→ DO THIS
Each line below should be retyped exactly, with no pictures.

* Start *

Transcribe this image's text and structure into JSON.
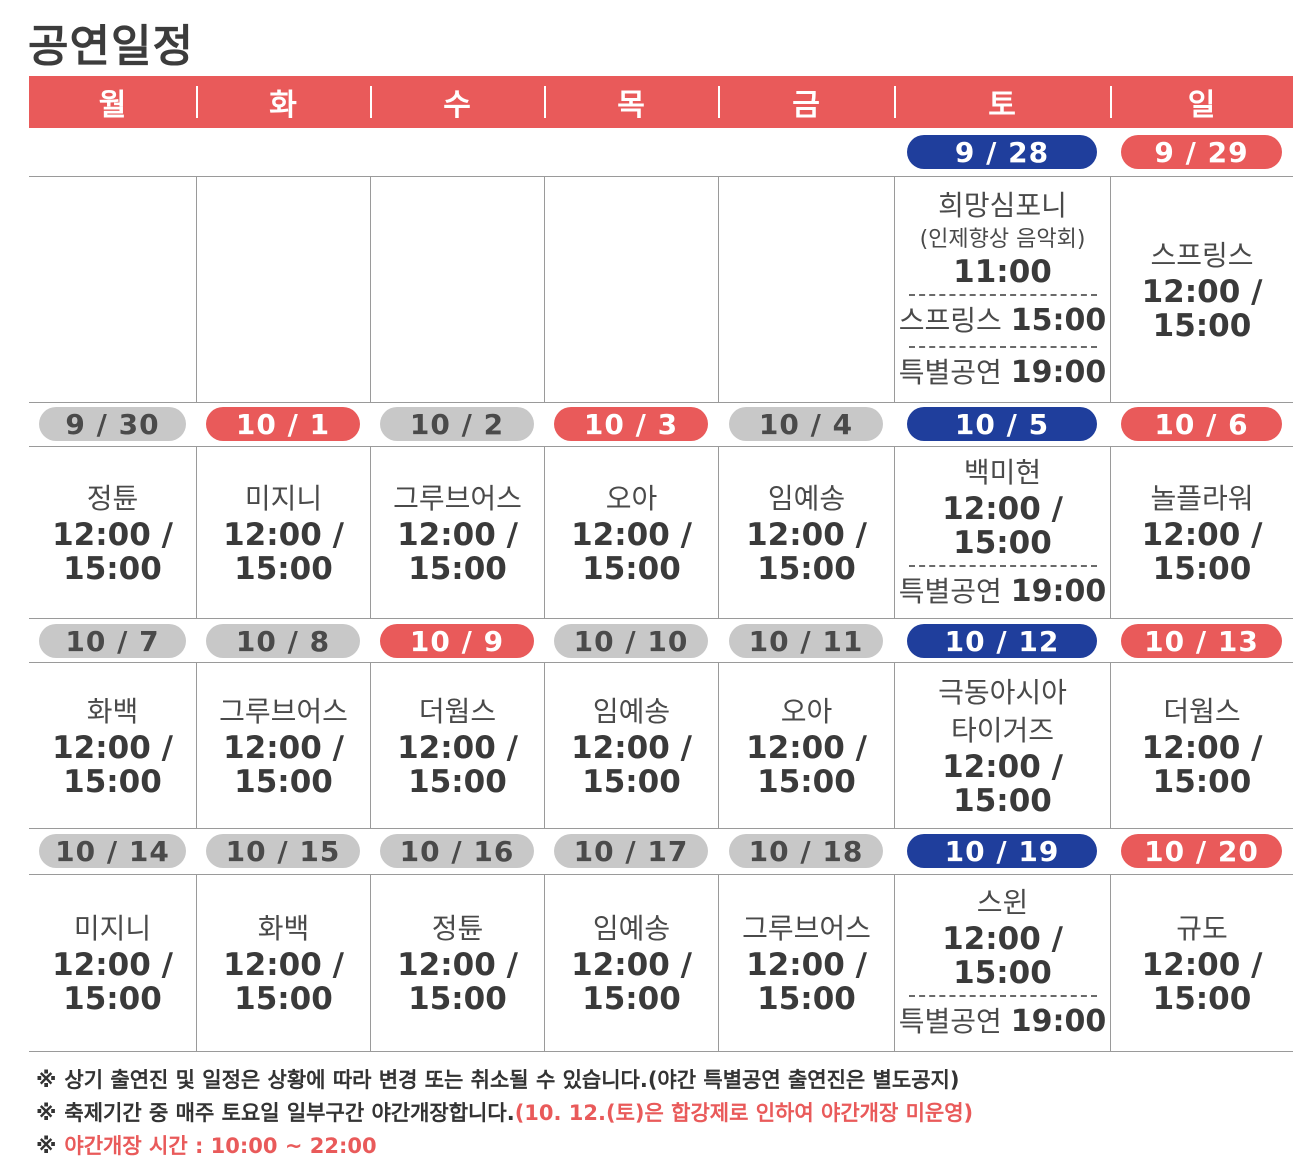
{
  "title": "공연일정",
  "days": [
    "월",
    "화",
    "수",
    "목",
    "금",
    "토",
    "일"
  ],
  "colors": {
    "header": "#e95a5a",
    "saturday": "#1f3e9c",
    "holiday": "#e95a5a",
    "weekday": "#c8c8c8"
  },
  "weeks": [
    {
      "dates": [
        {
          "label": "",
          "type": "none"
        },
        {
          "label": "",
          "type": "none"
        },
        {
          "label": "",
          "type": "none"
        },
        {
          "label": "",
          "type": "none"
        },
        {
          "label": "",
          "type": "none"
        },
        {
          "label": "9 / 28",
          "type": "blue"
        },
        {
          "label": "9 / 29",
          "type": "red"
        }
      ],
      "events": [
        {},
        {},
        {},
        {},
        {},
        {
          "name": "희망심포니",
          "sub": "(인제향상 음악회)",
          "time": "11:00",
          "extras": [
            {
              "name": "스프링스",
              "time": "15:00"
            },
            {
              "name": "특별공연",
              "time": "19:00"
            }
          ]
        },
        {
          "name": "스프링스",
          "time1": "12:00 /",
          "time2": "15:00"
        }
      ]
    },
    {
      "dates": [
        {
          "label": "9 / 30",
          "type": "gray"
        },
        {
          "label": "10 / 1",
          "type": "red"
        },
        {
          "label": "10 / 2",
          "type": "gray"
        },
        {
          "label": "10 / 3",
          "type": "red"
        },
        {
          "label": "10 / 4",
          "type": "gray"
        },
        {
          "label": "10 / 5",
          "type": "blue"
        },
        {
          "label": "10 / 6",
          "type": "red"
        }
      ],
      "events": [
        {
          "name": "정튠",
          "time1": "12:00 /",
          "time2": "15:00"
        },
        {
          "name": "미지니",
          "time1": "12:00 /",
          "time2": "15:00"
        },
        {
          "name": "그루브어스",
          "time1": "12:00 /",
          "time2": "15:00"
        },
        {
          "name": "오아",
          "time1": "12:00 /",
          "time2": "15:00"
        },
        {
          "name": "임예송",
          "time1": "12:00 /",
          "time2": "15:00"
        },
        {
          "name": "백미현",
          "time1": "12:00 /",
          "time2": "15:00",
          "extras": [
            {
              "name": "특별공연",
              "time": "19:00"
            }
          ]
        },
        {
          "name": "놀플라워",
          "time1": "12:00 /",
          "time2": "15:00"
        }
      ]
    },
    {
      "dates": [
        {
          "label": "10 / 7",
          "type": "gray"
        },
        {
          "label": "10 / 8",
          "type": "gray"
        },
        {
          "label": "10 / 9",
          "type": "red"
        },
        {
          "label": "10 / 10",
          "type": "gray"
        },
        {
          "label": "10 / 11",
          "type": "gray"
        },
        {
          "label": "10 / 12",
          "type": "blue"
        },
        {
          "label": "10 / 13",
          "type": "red"
        }
      ],
      "events": [
        {
          "name": "화백",
          "time1": "12:00 /",
          "time2": "15:00"
        },
        {
          "name": "그루브어스",
          "time1": "12:00 /",
          "time2": "15:00"
        },
        {
          "name": "더웜스",
          "time1": "12:00 /",
          "time2": "15:00"
        },
        {
          "name": "임예송",
          "time1": "12:00 /",
          "time2": "15:00"
        },
        {
          "name": "오아",
          "time1": "12:00 /",
          "time2": "15:00"
        },
        {
          "name": "극동아시아",
          "name2": "타이거즈",
          "time1": "12:00 /",
          "time2": "15:00"
        },
        {
          "name": "더웜스",
          "time1": "12:00 /",
          "time2": "15:00"
        }
      ]
    },
    {
      "dates": [
        {
          "label": "10 / 14",
          "type": "gray"
        },
        {
          "label": "10 / 15",
          "type": "gray"
        },
        {
          "label": "10 / 16",
          "type": "gray"
        },
        {
          "label": "10 / 17",
          "type": "gray"
        },
        {
          "label": "10 / 18",
          "type": "gray"
        },
        {
          "label": "10 / 19",
          "type": "blue"
        },
        {
          "label": "10 / 20",
          "type": "red"
        }
      ],
      "events": [
        {
          "name": "미지니",
          "time1": "12:00 /",
          "time2": "15:00"
        },
        {
          "name": "화백",
          "time1": "12:00 /",
          "time2": "15:00"
        },
        {
          "name": "정튠",
          "time1": "12:00 /",
          "time2": "15:00"
        },
        {
          "name": "임예송",
          "time1": "12:00 /",
          "time2": "15:00"
        },
        {
          "name": "그루브어스",
          "time1": "12:00 /",
          "time2": "15:00"
        },
        {
          "name": "스윈",
          "time1": "12:00 /",
          "time2": "15:00",
          "extras": [
            {
              "name": "특별공연",
              "time": "19:00"
            }
          ]
        },
        {
          "name": "규도",
          "time1": "12:00 /",
          "time2": "15:00"
        }
      ]
    }
  ],
  "notes": {
    "mark": "※",
    "note1": "상기 출연진 및 일정은 상황에 따라 변경 또는 취소될 수 있습니다.(야간 특별공연 출연진은 별도공지)",
    "note2_plain": "축제기간 중 매주 토요일 일부구간 야간개장합니다.",
    "note2_red": "(10. 12.(토)은 합강제로 인하여 야간개장 미운영)",
    "note3_red": "야간개장 시간 : 10:00 ~ 22:00"
  }
}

* End *

→ EXERCISE SOLUTION
Transcribe this image's text and structure into JSON.
{
  "title": "공연일정",
  "days": [
    "월",
    "화",
    "수",
    "목",
    "금",
    "토",
    "일"
  ],
  "colors": {
    "header": "#e95a5a",
    "saturday": "#1f3e9c",
    "holiday": "#e95a5a",
    "weekday": "#c8c8c8"
  },
  "weeks": [
    {
      "dates": [
        {
          "label": "",
          "type": "none"
        },
        {
          "label": "",
          "type": "none"
        },
        {
          "label": "",
          "type": "none"
        },
        {
          "label": "",
          "type": "none"
        },
        {
          "label": "",
          "type": "none"
        },
        {
          "label": "9 / 28",
          "type": "blue"
        },
        {
          "label": "9 / 29",
          "type": "red"
        }
      ],
      "events": [
        {},
        {},
        {},
        {},
        {},
        {
          "name": "희망심포니",
          "sub": "(인제향상 음악회)",
          "time": "11:00",
          "extras": [
            {
              "name": "스프링스",
              "time": "15:00"
            },
            {
              "name": "특별공연",
              "time": "19:00"
            }
          ]
        },
        {
          "name": "스프링스",
          "time1": "12:00 /",
          "time2": "15:00"
        }
      ]
    },
    {
      "dates": [
        {
          "label": "9 / 30",
          "type": "gray"
        },
        {
          "label": "10 / 1",
          "type": "red"
        },
        {
          "label": "10 / 2",
          "type": "gray"
        },
        {
          "label": "10 / 3",
          "type": "red"
        },
        {
          "label": "10 / 4",
          "type": "gray"
        },
        {
          "label": "10 / 5",
          "type": "blue"
        },
        {
          "label": "10 / 6",
          "type": "red"
        }
      ],
      "events": [
        {
          "name": "정튠",
          "time1": "12:00 /",
          "time2": "15:00"
        },
        {
          "name": "미지니",
          "time1": "12:00 /",
          "time2": "15:00"
        },
        {
          "name": "그루브어스",
          "time1": "12:00 /",
          "time2": "15:00"
        },
        {
          "name": "오아",
          "time1": "12:00 /",
          "time2": "15:00"
        },
        {
          "name": "임예송",
          "time1": "12:00 /",
          "time2": "15:00"
        },
        {
          "name": "백미현",
          "time1": "12:00 /",
          "time2": "15:00",
          "extras": [
            {
              "name": "특별공연",
              "time": "19:00"
            }
          ]
        },
        {
          "name": "놀플라워",
          "time1": "12:00 /",
          "time2": "15:00"
        }
      ]
    },
    {
      "dates": [
        {
          "label": "10 / 7",
          "type": "gray"
        },
        {
          "label": "10 / 8",
          "type": "gray"
        },
        {
          "label": "10 / 9",
          "type": "red"
        },
        {
          "label": "10 / 10",
          "type": "gray"
        },
        {
          "label": "10 / 11",
          "type": "gray"
        },
        {
          "label": "10 / 12",
          "type": "blue"
        },
        {
          "label": "10 / 13",
          "type": "red"
        }
      ],
      "events": [
        {
          "name": "화백",
          "time1": "12:00 /",
          "time2": "15:00"
        },
        {
          "name": "그루브어스",
          "time1": "12:00 /",
          "time2": "15:00"
        },
        {
          "name": "더웜스",
          "time1": "12:00 /",
          "time2": "15:00"
        },
        {
          "name": "임예송",
          "time1": "12:00 /",
          "time2": "15:00"
        },
        {
          "name": "오아",
          "time1": "12:00 /",
          "time2": "15:00"
        },
        {
          "name": "극동아시아",
          "name2": "타이거즈",
          "time1": "12:00 /",
          "time2": "15:00"
        },
        {
          "name": "더웜스",
          "time1": "12:00 /",
          "time2": "15:00"
        }
      ]
    },
    {
      "dates": [
        {
          "label": "10 / 14",
          "type": "gray"
        },
        {
          "label": "10 / 15",
          "type": "gray"
        },
        {
          "label": "10 / 16",
          "type": "gray"
        },
        {
          "label": "10 / 17",
          "type": "gray"
        },
        {
          "label": "10 / 18",
          "type": "gray"
        },
        {
          "label": "10 / 19",
          "type": "blue"
        },
        {
          "label": "10 / 20",
          "type": "red"
        }
      ],
      "events": [
        {
          "name": "미지니",
          "time1": "12:00 /",
          "time2": "15:00"
        },
        {
          "name": "화백",
          "time1": "12:00 /",
          "time2": "15:00"
        },
        {
          "name": "정튠",
          "time1": "12:00 /",
          "time2": "15:00"
        },
        {
          "name": "임예송",
          "time1": "12:00 /",
          "time2": "15:00"
        },
        {
          "name": "그루브어스",
          "time1": "12:00 /",
          "time2": "15:00"
        },
        {
          "name": "스윈",
          "time1": "12:00 /",
          "time2": "15:00",
          "extras": [
            {
              "name": "특별공연",
              "time": "19:00"
            }
          ]
        },
        {
          "name": "규도",
          "time1": "12:00 /",
          "time2": "15:00"
        }
      ]
    }
  ],
  "notes": {
    "mark": "※",
    "note1": "상기 출연진 및 일정은 상황에 따라 변경 또는 취소될 수 있습니다.(야간 특별공연 출연진은 별도공지)",
    "note2_plain": "축제기간 중 매주 토요일 일부구간 야간개장합니다.",
    "note2_red": "(10. 12.(토)은 합강제로 인하여 야간개장 미운영)",
    "note3_red": "야간개장 시간 : 10:00 ~ 22:00"
  }
}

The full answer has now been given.